## [WHAT THIS TASK INVOLVES]
Leave out the pictures and copy everything else in the entries exactly.

## [EXERCISE MATERIALS]
▬▬▬▬▬▬

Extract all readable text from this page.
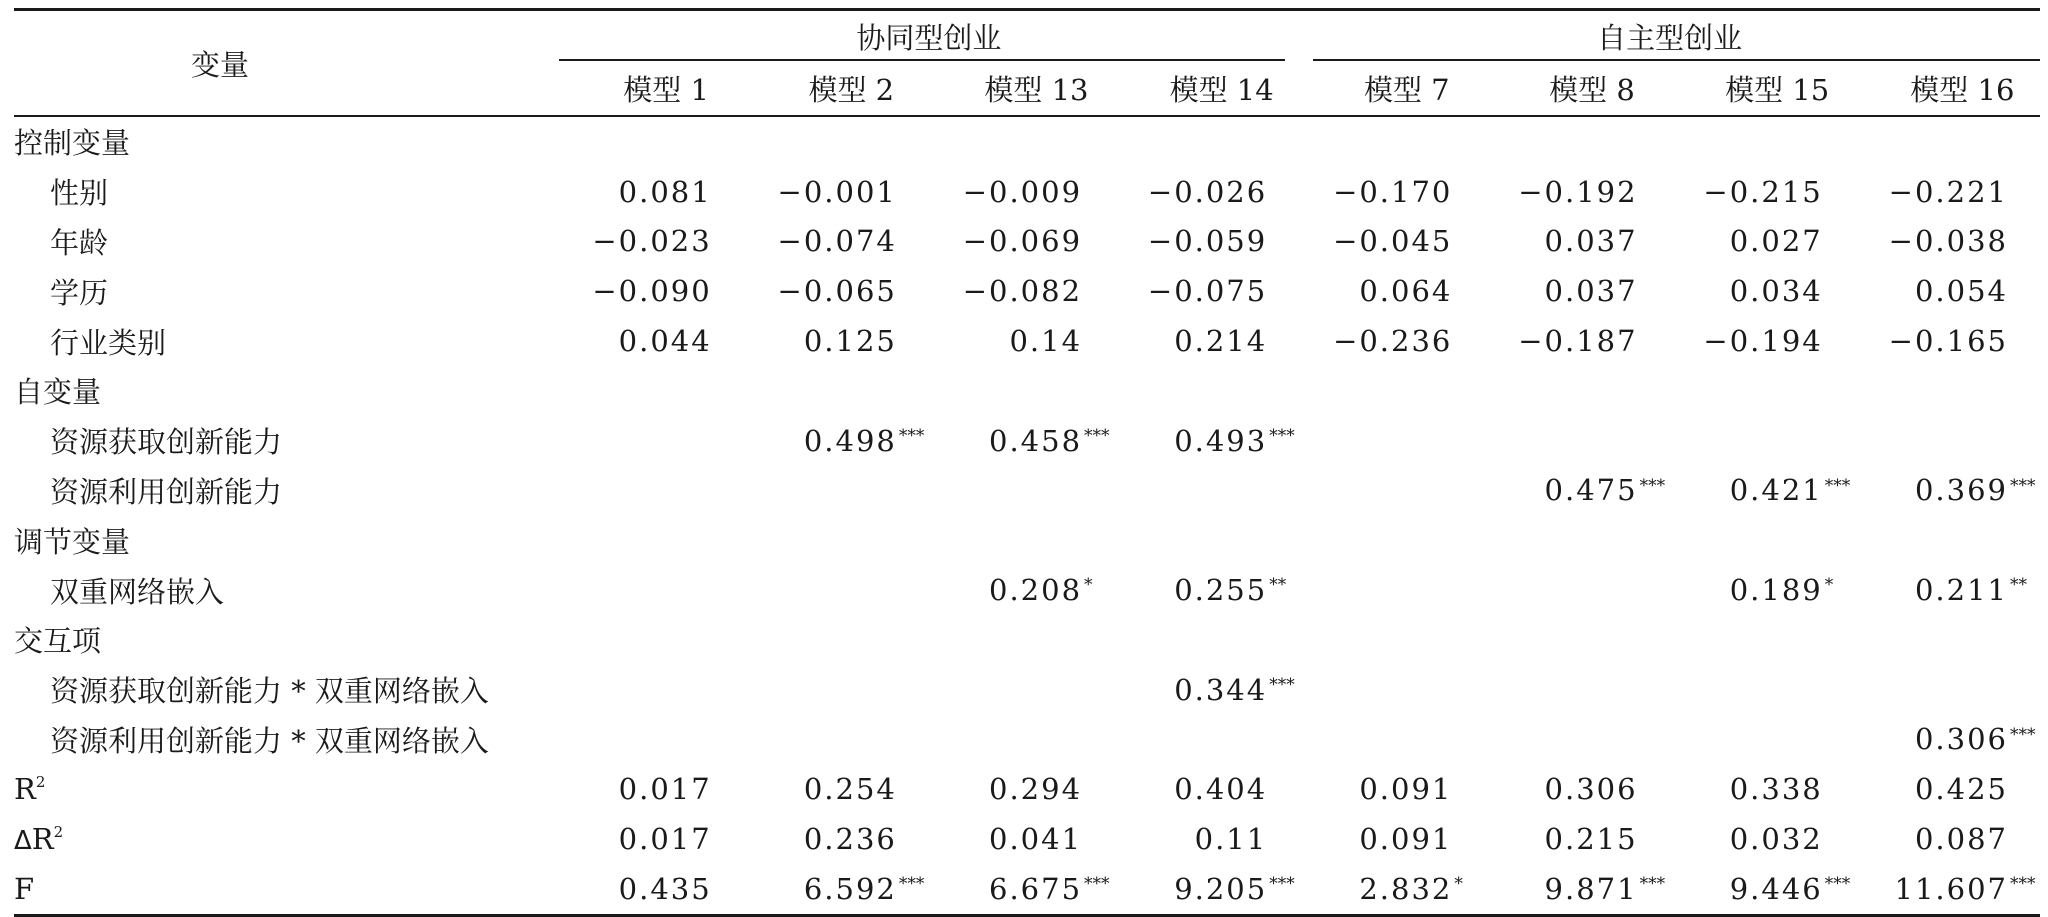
变量	协同型创业				自主型创业			

	模型 1	模型 2	模型 13	模型 14	模型 7	模型 8	模型 15	模型 16
控制变量	

性别	0.081	−0.001	−0.009	−0.026	−0.170	−0.192	−0.215	−0.221

年龄	−0.023	−0.074	−0.069	−0.059	−0.045	0.037	0.027	−0.038

学历	−0.090	−0.065	−0.082	−0.075	0.064	0.037	0.034	0.054

行业类别	0.044	0.125	0.14	0.214	−0.236	−0.187	−0.194	−0.165

自变量	

资源获取创新能力		0.498 ***	0.458 ***	0.493 ***				

资源利用创新能力						0.475 ***	0.421 ***	0.369 ***

调节变量	

双重网络嵌入			0.208 *	0.255 **			0.189 *	0.211 **

交互项	

资源获取创新能力 * 双重网络嵌入				0.344 ***				

资源利用创新能力 * 双重网络嵌入								0.306 ***

$R^2$	0.017	0.254	0.294	0.404	0.091	0.306	0.338	0.425

$\Delta R^2$	0.017	0.236	0.041	0.11	0.091	0.215	0.032	0.087

F	0.435	6.592 ***	6.675 ***	9.205 ***	2.832 *	9.871 ***	9.446 ***	11.607 ***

▬▬▬▬▬▬

## [EXPECTED ANSWER]
Extract all readable text from this page.
变量	协同型创业				自主型创业			

	模型 1	模型 2	模型 13	模型 14	模型 7	模型 8	模型 15	模型 16
控制变量	

性别	0.081	−0.001	−0.009	−0.026	−0.170	−0.192	−0.215	−0.221

年龄	−0.023	−0.074	−0.069	−0.059	−0.045	0.037	0.027	−0.038

学历	−0.090	−0.065	−0.082	−0.075	0.064	0.037	0.034	0.054

行业类别	0.044	0.125	0.14	0.214	−0.236	−0.187	−0.194	−0.165

自变量	

资源获取创新能力		0.498 ***	0.458 ***	0.493 ***				

资源利用创新能力						0.475 ***	0.421 ***	0.369 ***

调节变量	

双重网络嵌入			0.208 *	0.255 **			0.189 *	0.211 **

交互项	

资源获取创新能力 * 双重网络嵌入				0.344 ***				

资源利用创新能力 * 双重网络嵌入								0.306 ***

$R^2$	0.017	0.254	0.294	0.404	0.091	0.306	0.338	0.425

$\Delta R^2$	0.017	0.236	0.041	0.11	0.091	0.215	0.032	0.087

F	0.435	6.592 ***	6.675 ***	9.205 ***	2.832 *	9.871 ***	9.446 ***	11.607 ***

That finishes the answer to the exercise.